• Brief: Extract the lines that carry the string "Darauf" from the listing.
— start Data for this task —
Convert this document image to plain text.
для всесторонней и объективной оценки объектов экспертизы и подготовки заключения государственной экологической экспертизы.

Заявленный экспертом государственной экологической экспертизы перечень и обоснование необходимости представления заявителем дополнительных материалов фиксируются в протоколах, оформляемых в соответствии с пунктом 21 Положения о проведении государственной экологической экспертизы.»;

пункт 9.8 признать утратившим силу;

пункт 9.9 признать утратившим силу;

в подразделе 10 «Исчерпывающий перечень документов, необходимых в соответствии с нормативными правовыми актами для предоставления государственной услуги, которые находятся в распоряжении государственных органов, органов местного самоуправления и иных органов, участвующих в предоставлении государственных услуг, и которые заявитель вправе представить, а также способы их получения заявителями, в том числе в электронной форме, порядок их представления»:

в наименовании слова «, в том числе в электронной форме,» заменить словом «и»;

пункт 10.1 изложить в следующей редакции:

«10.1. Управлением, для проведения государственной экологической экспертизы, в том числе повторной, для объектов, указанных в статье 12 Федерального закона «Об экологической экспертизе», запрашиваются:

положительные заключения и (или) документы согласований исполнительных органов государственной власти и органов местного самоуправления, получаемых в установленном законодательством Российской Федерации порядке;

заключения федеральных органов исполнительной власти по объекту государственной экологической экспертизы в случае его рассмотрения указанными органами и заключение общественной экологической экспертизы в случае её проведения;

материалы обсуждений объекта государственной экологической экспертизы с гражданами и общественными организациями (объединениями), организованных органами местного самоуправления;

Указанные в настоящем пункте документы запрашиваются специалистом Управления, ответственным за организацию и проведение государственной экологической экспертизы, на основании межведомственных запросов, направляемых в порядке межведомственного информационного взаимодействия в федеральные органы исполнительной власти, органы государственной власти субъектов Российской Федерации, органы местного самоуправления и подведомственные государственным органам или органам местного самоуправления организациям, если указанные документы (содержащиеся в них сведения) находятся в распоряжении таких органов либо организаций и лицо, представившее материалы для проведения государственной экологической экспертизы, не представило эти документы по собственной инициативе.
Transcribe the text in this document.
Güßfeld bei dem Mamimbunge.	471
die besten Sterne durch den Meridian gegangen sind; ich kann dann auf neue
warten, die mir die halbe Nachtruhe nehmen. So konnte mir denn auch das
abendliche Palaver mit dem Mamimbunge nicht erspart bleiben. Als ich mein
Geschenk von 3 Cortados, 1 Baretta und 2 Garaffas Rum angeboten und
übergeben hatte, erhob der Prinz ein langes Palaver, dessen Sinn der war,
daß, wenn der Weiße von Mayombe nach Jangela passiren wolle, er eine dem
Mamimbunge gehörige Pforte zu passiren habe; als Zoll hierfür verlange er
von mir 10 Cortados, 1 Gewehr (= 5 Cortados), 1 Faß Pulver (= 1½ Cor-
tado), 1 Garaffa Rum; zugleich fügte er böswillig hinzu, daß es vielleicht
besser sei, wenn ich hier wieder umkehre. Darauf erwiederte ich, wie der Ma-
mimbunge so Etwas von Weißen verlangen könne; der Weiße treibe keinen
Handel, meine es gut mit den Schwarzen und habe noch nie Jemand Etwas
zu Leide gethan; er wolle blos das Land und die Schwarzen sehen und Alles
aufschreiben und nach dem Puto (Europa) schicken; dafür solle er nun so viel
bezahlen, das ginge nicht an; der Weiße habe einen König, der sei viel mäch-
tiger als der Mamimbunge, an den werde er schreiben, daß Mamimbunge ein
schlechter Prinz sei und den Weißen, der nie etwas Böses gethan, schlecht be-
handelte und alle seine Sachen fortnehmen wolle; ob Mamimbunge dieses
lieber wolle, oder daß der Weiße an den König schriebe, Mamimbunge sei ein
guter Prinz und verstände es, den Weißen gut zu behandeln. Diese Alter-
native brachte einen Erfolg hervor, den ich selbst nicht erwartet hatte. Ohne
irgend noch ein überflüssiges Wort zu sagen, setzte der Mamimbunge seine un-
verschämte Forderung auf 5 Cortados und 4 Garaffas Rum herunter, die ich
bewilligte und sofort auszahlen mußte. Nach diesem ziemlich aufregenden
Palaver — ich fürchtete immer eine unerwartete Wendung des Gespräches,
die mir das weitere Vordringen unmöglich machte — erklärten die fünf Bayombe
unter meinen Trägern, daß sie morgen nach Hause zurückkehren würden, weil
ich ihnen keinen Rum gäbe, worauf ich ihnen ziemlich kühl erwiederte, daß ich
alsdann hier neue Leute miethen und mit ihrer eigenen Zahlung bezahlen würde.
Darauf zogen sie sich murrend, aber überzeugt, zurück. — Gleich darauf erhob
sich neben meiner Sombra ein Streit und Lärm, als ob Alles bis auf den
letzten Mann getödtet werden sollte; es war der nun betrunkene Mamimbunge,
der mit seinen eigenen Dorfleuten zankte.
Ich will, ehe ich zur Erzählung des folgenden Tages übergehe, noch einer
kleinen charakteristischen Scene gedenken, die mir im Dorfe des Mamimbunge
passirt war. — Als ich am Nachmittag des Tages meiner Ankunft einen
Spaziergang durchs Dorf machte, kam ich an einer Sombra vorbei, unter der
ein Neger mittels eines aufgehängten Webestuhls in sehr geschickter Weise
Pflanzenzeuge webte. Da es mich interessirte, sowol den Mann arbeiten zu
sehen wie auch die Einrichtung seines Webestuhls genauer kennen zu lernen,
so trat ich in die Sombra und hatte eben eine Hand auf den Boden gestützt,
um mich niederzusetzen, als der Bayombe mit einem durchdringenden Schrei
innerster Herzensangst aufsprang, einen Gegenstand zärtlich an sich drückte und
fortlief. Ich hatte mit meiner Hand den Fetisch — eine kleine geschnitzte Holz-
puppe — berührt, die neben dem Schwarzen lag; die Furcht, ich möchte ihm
— end Data for this task —
• Worked answer:
besser sei, wenn ich hier wieder umkehre. Darauf erwiederte ich, wie der Ma-
Darauf zogen sie sich murrend, aber überzeugt, zurück. — Gleich darauf erhob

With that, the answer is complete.